**What you have to do:**
Look through the material and copy each line holding "NETCARE".

**Records supplied:**
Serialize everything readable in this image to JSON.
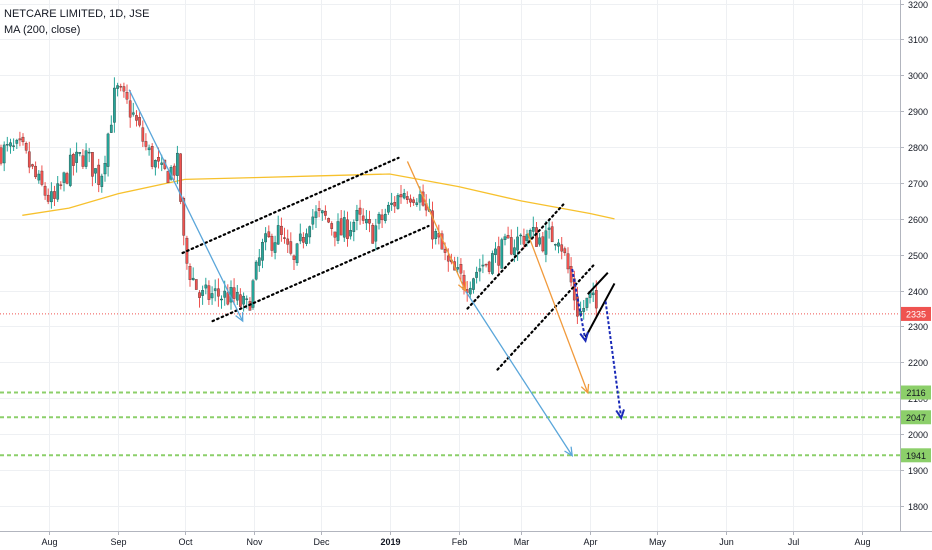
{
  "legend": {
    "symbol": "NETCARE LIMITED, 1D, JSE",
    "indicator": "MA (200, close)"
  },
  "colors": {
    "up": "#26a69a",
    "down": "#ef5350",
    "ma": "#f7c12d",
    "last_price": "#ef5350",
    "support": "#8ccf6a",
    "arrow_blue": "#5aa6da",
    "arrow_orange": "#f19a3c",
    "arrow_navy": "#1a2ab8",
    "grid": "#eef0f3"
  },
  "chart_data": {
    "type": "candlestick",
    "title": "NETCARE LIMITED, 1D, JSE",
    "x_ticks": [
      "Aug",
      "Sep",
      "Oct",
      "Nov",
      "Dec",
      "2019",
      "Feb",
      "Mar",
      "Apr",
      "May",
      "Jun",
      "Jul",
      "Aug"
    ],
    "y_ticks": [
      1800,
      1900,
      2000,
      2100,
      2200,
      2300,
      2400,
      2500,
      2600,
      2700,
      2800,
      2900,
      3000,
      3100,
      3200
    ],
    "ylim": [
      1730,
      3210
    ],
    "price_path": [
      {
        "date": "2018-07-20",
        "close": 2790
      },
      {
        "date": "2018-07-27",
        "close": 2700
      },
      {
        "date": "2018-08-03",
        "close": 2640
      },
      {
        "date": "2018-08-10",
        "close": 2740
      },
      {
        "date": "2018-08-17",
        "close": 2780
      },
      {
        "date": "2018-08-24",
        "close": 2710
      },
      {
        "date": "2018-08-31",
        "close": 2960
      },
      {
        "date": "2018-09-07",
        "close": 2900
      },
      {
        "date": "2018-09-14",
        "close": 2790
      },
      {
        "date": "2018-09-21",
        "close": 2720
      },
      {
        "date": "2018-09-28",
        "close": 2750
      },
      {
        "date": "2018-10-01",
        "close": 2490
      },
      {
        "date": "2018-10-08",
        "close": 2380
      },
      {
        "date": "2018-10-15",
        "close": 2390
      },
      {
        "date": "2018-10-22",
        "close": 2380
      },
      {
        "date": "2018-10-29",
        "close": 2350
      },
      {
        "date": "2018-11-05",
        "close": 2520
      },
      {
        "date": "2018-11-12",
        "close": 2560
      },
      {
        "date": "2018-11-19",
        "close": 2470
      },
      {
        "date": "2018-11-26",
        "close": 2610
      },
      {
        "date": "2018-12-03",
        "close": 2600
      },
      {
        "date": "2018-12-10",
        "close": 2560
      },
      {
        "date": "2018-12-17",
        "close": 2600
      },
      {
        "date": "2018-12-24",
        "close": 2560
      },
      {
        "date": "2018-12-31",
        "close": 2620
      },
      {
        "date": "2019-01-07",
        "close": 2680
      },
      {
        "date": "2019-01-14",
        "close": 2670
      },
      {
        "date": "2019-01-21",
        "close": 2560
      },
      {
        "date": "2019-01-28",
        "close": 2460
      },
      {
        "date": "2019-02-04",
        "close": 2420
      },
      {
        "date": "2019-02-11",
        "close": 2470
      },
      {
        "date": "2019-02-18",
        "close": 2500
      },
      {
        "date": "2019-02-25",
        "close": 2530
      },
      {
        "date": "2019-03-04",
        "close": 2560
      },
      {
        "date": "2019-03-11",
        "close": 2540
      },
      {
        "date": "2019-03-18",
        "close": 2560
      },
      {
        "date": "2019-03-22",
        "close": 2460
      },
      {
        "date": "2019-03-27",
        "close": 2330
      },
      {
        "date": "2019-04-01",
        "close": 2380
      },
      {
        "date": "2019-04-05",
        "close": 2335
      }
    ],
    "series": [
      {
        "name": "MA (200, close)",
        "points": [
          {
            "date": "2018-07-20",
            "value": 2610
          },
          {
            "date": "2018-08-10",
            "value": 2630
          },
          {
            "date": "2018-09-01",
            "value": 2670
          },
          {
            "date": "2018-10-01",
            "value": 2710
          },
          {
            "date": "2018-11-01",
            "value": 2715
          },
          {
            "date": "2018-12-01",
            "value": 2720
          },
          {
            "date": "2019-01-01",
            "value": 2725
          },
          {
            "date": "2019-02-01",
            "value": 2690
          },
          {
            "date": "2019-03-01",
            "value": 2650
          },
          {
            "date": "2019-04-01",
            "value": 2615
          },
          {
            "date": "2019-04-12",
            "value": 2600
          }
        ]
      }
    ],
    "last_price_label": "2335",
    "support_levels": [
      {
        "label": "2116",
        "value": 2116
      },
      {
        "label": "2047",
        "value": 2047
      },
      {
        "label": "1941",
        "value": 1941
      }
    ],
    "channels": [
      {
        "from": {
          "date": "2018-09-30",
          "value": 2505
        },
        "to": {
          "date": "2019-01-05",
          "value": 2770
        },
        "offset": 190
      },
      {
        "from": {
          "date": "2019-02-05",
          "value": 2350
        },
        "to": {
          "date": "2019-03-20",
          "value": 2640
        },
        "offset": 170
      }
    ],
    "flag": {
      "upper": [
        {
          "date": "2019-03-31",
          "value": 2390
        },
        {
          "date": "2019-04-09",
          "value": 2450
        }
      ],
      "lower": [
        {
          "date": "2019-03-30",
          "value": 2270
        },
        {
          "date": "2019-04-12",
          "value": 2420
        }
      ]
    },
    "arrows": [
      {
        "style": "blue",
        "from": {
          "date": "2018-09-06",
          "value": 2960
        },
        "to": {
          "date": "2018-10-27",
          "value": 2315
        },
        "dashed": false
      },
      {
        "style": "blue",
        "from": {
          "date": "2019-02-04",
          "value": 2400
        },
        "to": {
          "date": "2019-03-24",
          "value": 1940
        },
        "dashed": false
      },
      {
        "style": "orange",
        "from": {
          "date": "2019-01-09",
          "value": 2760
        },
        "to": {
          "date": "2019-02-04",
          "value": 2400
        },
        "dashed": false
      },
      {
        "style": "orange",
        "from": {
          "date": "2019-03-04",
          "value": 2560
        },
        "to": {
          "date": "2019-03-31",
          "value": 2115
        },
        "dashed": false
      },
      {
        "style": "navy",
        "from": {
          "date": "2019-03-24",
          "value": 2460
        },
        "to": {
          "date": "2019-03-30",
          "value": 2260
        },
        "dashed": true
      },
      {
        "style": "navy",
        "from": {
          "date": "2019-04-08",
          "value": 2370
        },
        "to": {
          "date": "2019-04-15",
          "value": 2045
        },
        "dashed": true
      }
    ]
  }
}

**Solution to the problem:**
    "symbol": "NETCARE LIMITED, 1D, JSE",
    "title": "NETCARE LIMITED, 1D, JSE",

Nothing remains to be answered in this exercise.